## STATED EXERCISE
Write out each line word for word. Drop pictures.

[Dataset rows about figures]
++++++

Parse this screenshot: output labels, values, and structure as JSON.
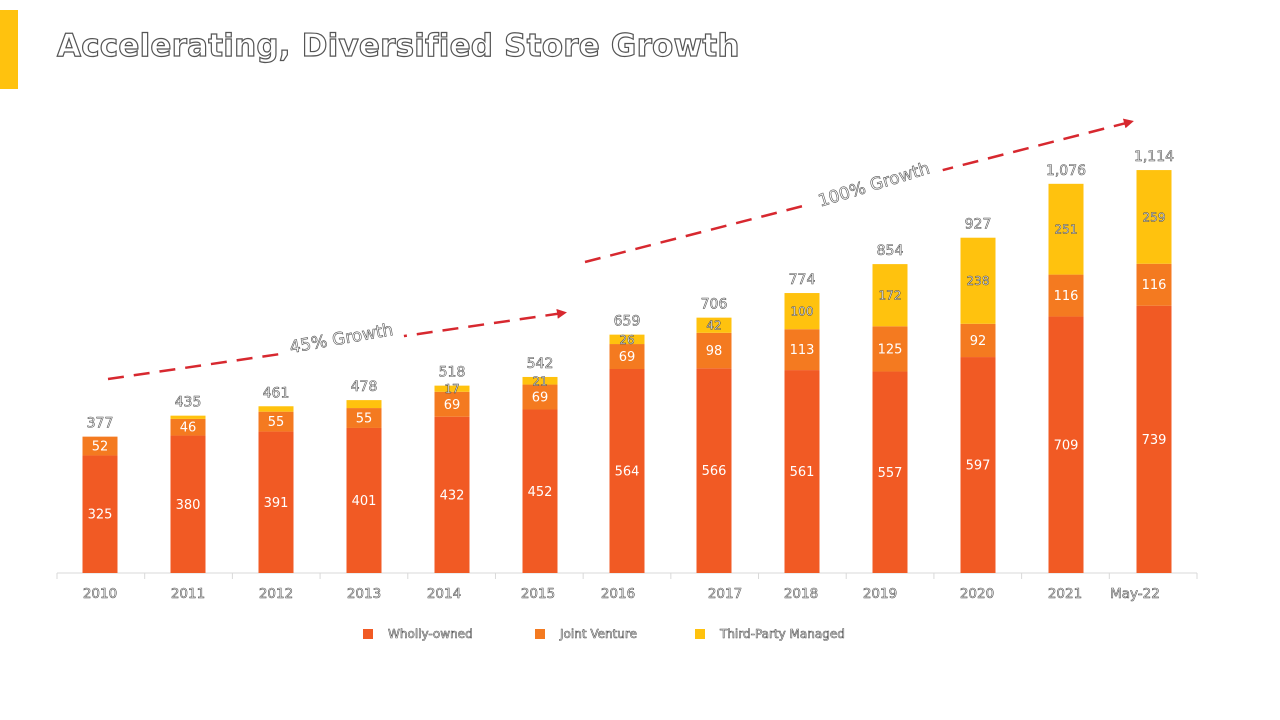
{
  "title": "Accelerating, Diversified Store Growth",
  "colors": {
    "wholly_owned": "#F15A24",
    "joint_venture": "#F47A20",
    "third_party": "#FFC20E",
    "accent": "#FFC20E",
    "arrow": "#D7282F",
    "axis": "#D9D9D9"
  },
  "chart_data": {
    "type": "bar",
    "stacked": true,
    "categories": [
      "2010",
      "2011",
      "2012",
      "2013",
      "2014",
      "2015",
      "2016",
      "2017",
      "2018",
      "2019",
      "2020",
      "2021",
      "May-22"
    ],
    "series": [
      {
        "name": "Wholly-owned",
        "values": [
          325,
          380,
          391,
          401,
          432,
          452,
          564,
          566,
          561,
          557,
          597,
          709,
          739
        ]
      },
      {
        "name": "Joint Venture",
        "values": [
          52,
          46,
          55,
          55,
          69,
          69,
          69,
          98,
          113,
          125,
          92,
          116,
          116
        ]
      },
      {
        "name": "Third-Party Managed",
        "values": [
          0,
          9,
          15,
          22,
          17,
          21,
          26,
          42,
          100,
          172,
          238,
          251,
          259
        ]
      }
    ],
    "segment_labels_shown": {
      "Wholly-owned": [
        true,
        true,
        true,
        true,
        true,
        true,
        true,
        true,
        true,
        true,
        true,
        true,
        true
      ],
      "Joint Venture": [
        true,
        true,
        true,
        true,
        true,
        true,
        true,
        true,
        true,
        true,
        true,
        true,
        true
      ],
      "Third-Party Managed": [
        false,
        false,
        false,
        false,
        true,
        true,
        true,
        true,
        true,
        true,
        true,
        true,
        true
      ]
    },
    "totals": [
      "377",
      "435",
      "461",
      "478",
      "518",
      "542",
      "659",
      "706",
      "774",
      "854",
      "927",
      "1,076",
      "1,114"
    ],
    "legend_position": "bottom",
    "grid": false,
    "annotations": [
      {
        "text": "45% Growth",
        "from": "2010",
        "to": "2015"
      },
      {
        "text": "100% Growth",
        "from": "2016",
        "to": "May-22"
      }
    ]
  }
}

++++++

## RESULT
Parse this screenshot: output labels, values, and structure as JSON.
{
  "title": "Accelerating, Diversified Store Growth",
  "colors": {
    "wholly_owned": "#F15A24",
    "joint_venture": "#F47A20",
    "third_party": "#FFC20E",
    "accent": "#FFC20E",
    "arrow": "#D7282F",
    "axis": "#D9D9D9"
  },
  "chart_data": {
    "type": "bar",
    "stacked": true,
    "categories": [
      "2010",
      "2011",
      "2012",
      "2013",
      "2014",
      "2015",
      "2016",
      "2017",
      "2018",
      "2019",
      "2020",
      "2021",
      "May-22"
    ],
    "series": [
      {
        "name": "Wholly-owned",
        "values": [
          325,
          380,
          391,
          401,
          432,
          452,
          564,
          566,
          561,
          557,
          597,
          709,
          739
        ]
      },
      {
        "name": "Joint Venture",
        "values": [
          52,
          46,
          55,
          55,
          69,
          69,
          69,
          98,
          113,
          125,
          92,
          116,
          116
        ]
      },
      {
        "name": "Third-Party Managed",
        "values": [
          0,
          9,
          15,
          22,
          17,
          21,
          26,
          42,
          100,
          172,
          238,
          251,
          259
        ]
      }
    ],
    "segment_labels_shown": {
      "Wholly-owned": [
        true,
        true,
        true,
        true,
        true,
        true,
        true,
        true,
        true,
        true,
        true,
        true,
        true
      ],
      "Joint Venture": [
        true,
        true,
        true,
        true,
        true,
        true,
        true,
        true,
        true,
        true,
        true,
        true,
        true
      ],
      "Third-Party Managed": [
        false,
        false,
        false,
        false,
        true,
        true,
        true,
        true,
        true,
        true,
        true,
        true,
        true
      ]
    },
    "totals": [
      "377",
      "435",
      "461",
      "478",
      "518",
      "542",
      "659",
      "706",
      "774",
      "854",
      "927",
      "1,076",
      "1,114"
    ],
    "legend_position": "bottom",
    "grid": false,
    "annotations": [
      {
        "text": "45% Growth",
        "from": "2010",
        "to": "2015"
      },
      {
        "text": "100% Growth",
        "from": "2016",
        "to": "May-22"
      }
    ]
  }
}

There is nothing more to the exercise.